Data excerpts
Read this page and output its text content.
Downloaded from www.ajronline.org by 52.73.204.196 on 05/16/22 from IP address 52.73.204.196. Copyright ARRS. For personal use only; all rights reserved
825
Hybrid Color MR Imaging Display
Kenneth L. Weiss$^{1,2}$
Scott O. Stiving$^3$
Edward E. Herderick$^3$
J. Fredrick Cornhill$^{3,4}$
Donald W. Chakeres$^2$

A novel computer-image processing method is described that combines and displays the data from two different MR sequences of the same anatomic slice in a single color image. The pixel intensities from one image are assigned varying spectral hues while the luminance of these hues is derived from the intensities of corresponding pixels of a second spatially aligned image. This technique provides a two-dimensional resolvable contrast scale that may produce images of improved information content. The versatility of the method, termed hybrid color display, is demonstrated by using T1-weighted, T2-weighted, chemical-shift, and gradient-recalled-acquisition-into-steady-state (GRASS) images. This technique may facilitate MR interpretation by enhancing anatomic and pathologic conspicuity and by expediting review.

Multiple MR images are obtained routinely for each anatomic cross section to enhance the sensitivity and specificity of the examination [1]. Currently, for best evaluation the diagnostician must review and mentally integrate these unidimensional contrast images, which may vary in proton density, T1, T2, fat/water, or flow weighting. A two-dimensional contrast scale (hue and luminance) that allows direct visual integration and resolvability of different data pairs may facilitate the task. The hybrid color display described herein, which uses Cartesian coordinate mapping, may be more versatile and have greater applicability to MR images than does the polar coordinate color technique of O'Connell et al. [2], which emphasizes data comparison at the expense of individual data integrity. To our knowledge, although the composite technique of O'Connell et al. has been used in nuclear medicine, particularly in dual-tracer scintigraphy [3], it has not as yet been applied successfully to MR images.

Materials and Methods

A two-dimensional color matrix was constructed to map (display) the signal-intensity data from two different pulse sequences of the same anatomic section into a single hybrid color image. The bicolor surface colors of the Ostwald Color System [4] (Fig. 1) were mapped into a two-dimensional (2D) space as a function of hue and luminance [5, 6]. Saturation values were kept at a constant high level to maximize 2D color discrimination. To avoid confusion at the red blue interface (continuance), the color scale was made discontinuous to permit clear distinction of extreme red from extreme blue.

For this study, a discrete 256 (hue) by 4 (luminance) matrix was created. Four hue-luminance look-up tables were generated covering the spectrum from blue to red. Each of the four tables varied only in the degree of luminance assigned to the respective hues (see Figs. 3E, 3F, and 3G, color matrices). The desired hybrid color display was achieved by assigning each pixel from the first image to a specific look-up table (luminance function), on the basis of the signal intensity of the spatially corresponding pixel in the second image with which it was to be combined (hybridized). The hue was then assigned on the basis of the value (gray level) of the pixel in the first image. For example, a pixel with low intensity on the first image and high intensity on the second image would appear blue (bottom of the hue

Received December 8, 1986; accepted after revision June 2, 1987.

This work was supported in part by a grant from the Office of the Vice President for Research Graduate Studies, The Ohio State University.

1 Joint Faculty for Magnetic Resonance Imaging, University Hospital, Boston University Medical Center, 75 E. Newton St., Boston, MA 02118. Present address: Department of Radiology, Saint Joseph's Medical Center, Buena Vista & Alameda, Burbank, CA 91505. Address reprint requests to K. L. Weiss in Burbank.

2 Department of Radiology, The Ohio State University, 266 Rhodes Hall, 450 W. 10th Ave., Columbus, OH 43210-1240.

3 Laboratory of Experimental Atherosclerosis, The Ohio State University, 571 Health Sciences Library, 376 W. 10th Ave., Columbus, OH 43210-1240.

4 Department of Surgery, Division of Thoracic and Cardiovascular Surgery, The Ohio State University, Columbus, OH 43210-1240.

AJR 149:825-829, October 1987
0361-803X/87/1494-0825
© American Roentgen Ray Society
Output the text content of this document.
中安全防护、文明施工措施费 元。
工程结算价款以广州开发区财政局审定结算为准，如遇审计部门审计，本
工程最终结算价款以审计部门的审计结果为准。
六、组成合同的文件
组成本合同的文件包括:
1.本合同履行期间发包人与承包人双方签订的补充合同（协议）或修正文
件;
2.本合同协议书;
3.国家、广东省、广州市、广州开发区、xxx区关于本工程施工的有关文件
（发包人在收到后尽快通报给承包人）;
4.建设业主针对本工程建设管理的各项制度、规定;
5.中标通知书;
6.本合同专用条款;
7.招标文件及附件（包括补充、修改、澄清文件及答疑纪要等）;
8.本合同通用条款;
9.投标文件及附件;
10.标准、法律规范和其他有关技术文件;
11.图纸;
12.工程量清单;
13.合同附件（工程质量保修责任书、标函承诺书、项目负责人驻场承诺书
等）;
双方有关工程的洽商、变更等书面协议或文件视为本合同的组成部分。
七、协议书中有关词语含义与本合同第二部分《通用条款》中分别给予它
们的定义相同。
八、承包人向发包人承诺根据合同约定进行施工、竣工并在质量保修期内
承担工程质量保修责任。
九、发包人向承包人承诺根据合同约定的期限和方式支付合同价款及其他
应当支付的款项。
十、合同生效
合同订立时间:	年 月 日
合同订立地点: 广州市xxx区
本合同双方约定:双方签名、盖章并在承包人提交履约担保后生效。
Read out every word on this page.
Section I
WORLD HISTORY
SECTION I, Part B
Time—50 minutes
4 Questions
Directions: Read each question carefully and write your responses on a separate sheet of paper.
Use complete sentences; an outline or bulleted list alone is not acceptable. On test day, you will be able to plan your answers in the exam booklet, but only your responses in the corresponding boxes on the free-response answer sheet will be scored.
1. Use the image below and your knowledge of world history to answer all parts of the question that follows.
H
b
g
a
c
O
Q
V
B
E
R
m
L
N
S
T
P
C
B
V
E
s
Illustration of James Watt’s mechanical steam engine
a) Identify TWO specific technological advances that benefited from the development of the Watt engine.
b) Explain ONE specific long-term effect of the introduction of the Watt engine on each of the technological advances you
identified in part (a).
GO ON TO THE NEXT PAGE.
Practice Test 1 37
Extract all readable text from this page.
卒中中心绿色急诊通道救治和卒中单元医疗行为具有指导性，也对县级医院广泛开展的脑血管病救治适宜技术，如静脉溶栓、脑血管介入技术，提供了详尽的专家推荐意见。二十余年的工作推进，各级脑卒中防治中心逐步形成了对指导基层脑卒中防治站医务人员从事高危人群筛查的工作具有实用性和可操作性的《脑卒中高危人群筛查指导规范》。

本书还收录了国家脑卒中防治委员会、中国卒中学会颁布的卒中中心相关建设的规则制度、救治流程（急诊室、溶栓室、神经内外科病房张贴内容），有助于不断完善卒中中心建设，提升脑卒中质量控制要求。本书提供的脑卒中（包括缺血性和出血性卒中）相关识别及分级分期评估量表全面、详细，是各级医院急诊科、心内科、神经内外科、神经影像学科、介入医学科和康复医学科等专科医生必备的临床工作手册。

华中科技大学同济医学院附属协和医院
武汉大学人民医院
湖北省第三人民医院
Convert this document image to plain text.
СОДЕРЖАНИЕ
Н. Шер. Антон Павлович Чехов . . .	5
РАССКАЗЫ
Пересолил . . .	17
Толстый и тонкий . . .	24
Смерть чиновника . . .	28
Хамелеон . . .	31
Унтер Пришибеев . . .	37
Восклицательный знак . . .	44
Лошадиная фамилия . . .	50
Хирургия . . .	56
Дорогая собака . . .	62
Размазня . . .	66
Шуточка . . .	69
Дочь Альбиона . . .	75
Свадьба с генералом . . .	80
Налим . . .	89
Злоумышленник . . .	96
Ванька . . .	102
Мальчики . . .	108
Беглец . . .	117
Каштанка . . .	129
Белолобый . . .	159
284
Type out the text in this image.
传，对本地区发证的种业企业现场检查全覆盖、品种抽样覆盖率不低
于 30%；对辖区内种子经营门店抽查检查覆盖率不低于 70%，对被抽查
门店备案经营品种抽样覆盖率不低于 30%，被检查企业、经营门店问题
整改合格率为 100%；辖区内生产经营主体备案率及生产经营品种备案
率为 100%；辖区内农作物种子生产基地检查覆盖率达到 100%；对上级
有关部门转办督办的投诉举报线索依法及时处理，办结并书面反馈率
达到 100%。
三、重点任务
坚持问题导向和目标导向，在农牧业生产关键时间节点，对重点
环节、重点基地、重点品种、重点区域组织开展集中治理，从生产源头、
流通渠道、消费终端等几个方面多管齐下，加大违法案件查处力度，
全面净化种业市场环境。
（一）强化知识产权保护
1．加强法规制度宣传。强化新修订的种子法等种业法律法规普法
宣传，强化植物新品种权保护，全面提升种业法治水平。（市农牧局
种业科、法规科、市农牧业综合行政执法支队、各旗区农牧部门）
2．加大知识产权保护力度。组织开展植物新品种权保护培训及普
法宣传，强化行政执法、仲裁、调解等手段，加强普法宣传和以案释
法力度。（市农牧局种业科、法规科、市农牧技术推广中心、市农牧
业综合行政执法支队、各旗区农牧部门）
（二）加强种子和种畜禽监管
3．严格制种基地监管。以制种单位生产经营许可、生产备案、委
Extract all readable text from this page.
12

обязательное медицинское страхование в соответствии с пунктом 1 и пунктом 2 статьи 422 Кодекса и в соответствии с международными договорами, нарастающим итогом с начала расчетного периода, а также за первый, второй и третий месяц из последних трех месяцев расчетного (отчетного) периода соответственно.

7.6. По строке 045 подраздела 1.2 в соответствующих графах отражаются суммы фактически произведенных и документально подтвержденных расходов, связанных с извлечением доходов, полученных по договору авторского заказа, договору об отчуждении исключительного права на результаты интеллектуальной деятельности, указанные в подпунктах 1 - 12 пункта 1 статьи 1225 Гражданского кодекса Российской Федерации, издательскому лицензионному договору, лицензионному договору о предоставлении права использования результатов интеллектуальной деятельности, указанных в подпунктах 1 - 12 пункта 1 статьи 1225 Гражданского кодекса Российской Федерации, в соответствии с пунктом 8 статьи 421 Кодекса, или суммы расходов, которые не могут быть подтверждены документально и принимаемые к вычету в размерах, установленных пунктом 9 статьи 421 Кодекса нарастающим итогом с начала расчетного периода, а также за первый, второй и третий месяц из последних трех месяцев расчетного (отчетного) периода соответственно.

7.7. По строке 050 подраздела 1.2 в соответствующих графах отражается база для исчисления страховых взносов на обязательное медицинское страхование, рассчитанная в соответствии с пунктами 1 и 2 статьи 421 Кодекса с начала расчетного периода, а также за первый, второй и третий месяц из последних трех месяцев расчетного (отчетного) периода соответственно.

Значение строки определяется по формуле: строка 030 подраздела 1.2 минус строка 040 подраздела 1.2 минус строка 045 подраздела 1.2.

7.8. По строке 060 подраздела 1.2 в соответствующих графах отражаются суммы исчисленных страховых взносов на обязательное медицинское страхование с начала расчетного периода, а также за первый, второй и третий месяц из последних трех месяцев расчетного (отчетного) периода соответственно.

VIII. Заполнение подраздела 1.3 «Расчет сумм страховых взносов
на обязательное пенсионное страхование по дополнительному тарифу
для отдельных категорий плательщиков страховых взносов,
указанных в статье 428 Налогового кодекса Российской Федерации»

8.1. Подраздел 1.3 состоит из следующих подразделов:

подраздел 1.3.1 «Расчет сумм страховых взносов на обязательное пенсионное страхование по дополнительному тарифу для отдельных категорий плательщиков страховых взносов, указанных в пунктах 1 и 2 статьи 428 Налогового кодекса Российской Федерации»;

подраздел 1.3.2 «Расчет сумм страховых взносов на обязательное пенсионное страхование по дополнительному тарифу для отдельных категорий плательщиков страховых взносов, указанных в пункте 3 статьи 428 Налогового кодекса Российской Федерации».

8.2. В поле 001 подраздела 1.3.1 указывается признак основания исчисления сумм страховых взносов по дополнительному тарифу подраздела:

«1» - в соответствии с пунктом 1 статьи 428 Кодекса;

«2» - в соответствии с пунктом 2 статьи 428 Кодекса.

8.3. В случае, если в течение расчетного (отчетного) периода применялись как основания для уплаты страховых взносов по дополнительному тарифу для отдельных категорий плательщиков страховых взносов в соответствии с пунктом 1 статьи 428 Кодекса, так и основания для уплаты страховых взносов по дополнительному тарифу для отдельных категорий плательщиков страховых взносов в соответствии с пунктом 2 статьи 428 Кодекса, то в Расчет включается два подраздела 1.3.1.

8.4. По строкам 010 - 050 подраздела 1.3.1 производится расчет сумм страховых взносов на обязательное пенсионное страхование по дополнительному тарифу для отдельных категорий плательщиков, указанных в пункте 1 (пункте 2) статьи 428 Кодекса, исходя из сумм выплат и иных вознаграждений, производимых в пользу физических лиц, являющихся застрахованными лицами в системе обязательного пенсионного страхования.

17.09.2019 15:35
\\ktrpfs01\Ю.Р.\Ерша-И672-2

▶ _SET EXERCISE_
Find the lines with the string "address" and reproduce them.

▶ _FINAL ANSWER_
Downloaded from www.ajronline.org by 52.73.204.196 on 05/16/22 from IP address 52.73.204.196. Copyright ARRS. For personal use only; all rights reserved
1 Joint Faculty for Magnetic Resonance Imaging, University Hospital, Boston University Medical Center, 75 E. Newton St., Boston, MA 02118. Present address: Department of Radiology, Saint Joseph's Medical Center, Buena Vista & Alameda, Burbank, CA 91505. Address reprint requests to K. L. Weiss in Burbank.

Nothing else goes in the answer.